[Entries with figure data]
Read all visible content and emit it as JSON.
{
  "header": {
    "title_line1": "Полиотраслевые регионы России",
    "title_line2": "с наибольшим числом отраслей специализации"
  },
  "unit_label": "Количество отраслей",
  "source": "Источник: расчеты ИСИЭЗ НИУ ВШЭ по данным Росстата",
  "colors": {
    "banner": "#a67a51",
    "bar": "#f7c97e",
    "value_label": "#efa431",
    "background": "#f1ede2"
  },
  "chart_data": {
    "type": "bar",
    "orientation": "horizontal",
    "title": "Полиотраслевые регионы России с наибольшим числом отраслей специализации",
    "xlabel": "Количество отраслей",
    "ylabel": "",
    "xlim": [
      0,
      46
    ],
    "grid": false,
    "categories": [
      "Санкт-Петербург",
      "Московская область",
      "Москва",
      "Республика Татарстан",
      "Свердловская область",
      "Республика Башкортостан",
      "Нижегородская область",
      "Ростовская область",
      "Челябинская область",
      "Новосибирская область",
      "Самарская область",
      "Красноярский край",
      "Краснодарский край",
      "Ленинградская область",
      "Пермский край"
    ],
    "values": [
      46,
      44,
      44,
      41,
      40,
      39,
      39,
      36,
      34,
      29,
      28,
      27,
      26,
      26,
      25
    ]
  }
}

> TASK PROMPT:
All of the data needs to be printed once more, exactly.

> ANSWER TO THE PROBLEM:
Read all visible content and emit it as JSON.
{
  "header": {
    "title_line1": "Полиотраслевые регионы России",
    "title_line2": "с наибольшим числом отраслей специализации"
  },
  "unit_label": "Количество отраслей",
  "source": "Источник: расчеты ИСИЭЗ НИУ ВШЭ по данным Росстата",
  "colors": {
    "banner": "#a67a51",
    "bar": "#f7c97e",
    "value_label": "#efa431",
    "background": "#f1ede2"
  },
  "chart_data": {
    "type": "bar",
    "orientation": "horizontal",
    "title": "Полиотраслевые регионы России с наибольшим числом отраслей специализации",
    "xlabel": "Количество отраслей",
    "ylabel": "",
    "xlim": [
      0,
      46
    ],
    "grid": false,
    "categories": [
      "Санкт-Петербург",
      "Московская область",
      "Москва",
      "Республика Татарстан",
      "Свердловская область",
      "Республика Башкортостан",
      "Нижегородская область",
      "Ростовская область",
      "Челябинская область",
      "Новосибирская область",
      "Самарская область",
      "Красноярский край",
      "Краснодарский край",
      "Ленинградская область",
      "Пермский край"
    ],
    "values": [
      46,
      44,
      44,
      41,
      40,
      39,
      39,
      36,
      34,
      29,
      28,
      27,
      26,
      26,
      25
    ]
  }
}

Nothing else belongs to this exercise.